Start of SUPPLIED RECORDS

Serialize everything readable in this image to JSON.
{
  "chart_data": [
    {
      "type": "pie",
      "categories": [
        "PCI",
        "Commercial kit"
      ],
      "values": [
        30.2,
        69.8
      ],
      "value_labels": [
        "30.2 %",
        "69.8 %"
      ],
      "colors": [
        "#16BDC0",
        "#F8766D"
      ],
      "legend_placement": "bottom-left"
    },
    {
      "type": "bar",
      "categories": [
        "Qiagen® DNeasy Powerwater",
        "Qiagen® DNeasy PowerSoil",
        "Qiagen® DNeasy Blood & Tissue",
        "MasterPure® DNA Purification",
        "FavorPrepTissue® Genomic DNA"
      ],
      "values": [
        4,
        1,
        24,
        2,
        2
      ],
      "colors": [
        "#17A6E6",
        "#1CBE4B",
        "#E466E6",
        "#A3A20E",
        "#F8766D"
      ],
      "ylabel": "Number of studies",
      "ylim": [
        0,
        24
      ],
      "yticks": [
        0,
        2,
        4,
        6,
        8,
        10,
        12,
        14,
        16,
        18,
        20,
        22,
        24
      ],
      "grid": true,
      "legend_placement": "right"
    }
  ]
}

End of SUPPLIED RECORDS

• _EXERCISE OBJECTIVE_
Every line of the listing, first to last, should be retyped exactly.

• _THE ANSWER_
Serialize everything readable in this image to JSON.
{
  "chart_data": [
    {
      "type": "pie",
      "categories": [
        "PCI",
        "Commercial kit"
      ],
      "values": [
        30.2,
        69.8
      ],
      "value_labels": [
        "30.2 %",
        "69.8 %"
      ],
      "colors": [
        "#16BDC0",
        "#F8766D"
      ],
      "legend_placement": "bottom-left"
    },
    {
      "type": "bar",
      "categories": [
        "Qiagen® DNeasy Powerwater",
        "Qiagen® DNeasy PowerSoil",
        "Qiagen® DNeasy Blood & Tissue",
        "MasterPure® DNA Purification",
        "FavorPrepTissue® Genomic DNA"
      ],
      "values": [
        4,
        1,
        24,
        2,
        2
      ],
      "colors": [
        "#17A6E6",
        "#1CBE4B",
        "#E466E6",
        "#A3A20E",
        "#F8766D"
      ],
      "ylabel": "Number of studies",
      "ylim": [
        0,
        24
      ],
      "yticks": [
        0,
        2,
        4,
        6,
        8,
        10,
        12,
        14,
        16,
        18,
        20,
        22,
        24
      ],
      "grid": true,
      "legend_placement": "right"
    }
  ]
}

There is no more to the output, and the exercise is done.